Scan the data below for the string "gouvernants". Copy every line where it appears.

··········

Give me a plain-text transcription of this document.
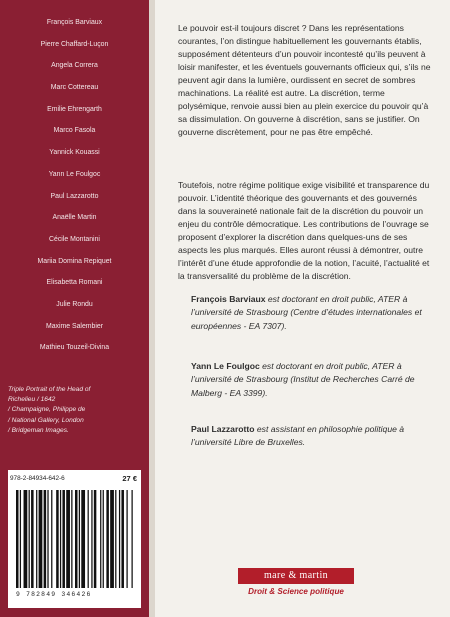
François Barviaux
Pierre Chaffard-Luçon
Angela Correra
Marc Cottereau
Emilie Ehrengarth
Marco Fasola
Yannick Kouassi
Yann Le Foulgoc
Paul Lazzarotto
Anaëlle Martin
Cécile Montanini
Mariia Domina Repiquet
Elisabetta Romani
Julie Rondu
Maxime Salembier
Mathieu Touzeil-Divina
Triple Portrait of the Head of
Richelieu / 1642
/ Champaigne, Philippe de
/ National Gallery, London
/ Bridgeman Images.
978-2-84934-642-6	27 €
9 782849 346426

Le pouvoir est-il toujours discret ? Dans les représentations courantes, l’on distingue habituellement les gouvernants établis, supposément détenteurs d’un pouvoir incontesté qu’ils peuvent à loisir manifester, et les éventuels gouvernants officieux qui, s’ils ne peuvent agir dans la lumière, ourdissent en secret de sombres machinations. La réalité est autre. La discrétion, terme polysémique, renvoie aussi bien au plein exercice du pouvoir qu’à sa dissimulation. On gouverne à discrétion, sans se justifier. On gouverne discrètement, pour ne pas être empêché.

Toutefois, notre régime politique exige visibilité et transparence du pouvoir. L’identité théorique des gouvernants et des gouvernés dans la souveraineté nationale fait de la discrétion du pouvoir un enjeu du contrôle démocratique. Les contributions de l’ouvrage se proposent d’explorer la discrétion dans quelques-uns de ses aspects les plus marqués. Elles auront réussi à démontrer, outre l’intérêt d’une étude approfondie de la notion, l’acuité, l’actualité et la transversalité du problème de la discrétion.

François Barviaux est doctorant en droit public, ATER à l’université de Strasbourg (Centre d’études internationales et européennes - EA 7307).

Yann Le Foulgoc est doctorant en droit public, ATER à l’université de Strasbourg (Institut de Recherches Carré de Malberg - EA 3399).

Paul Lazzarotto est assistant en philosophie politique à l’université Libre de Bruxelles.

mare & martin
Droit & Science politique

··········

* Right answer:
Le pouvoir est-il toujours discret ? Dans les représentations courantes, l’on distingue habituellement les gouvernants établis, supposément détenteurs d’un pouvoir incontesté qu’ils peuvent à loisir manifester, et les éventuels gouvernants officieux qui, s’ils ne peuvent agir dans la lumière, ourdissent en secret de sombres machinations. La réalité est autre. La discrétion, terme polysémique, renvoie aussi bien au plein exercice du pouvoir qu’à sa dissimulation. On gouverne à discrétion, sans se justifier. On gouverne discrètement, pour ne pas être empêché.
Toutefois, notre régime politique exige visibilité et transparence du pouvoir. L’identité théorique des gouvernants et des gouvernés dans la souveraineté nationale fait de la discrétion du pouvoir un enjeu du contrôle démocratique. Les contributions de l’ouvrage se proposent d’explorer la discrétion dans quelques-uns de ses aspects les plus marqués. Elles auront réussi à démontrer, outre l’intérêt d’une étude approfondie de la notion, l’acuité, l’actualité et la transversalité du problème de la discrétion.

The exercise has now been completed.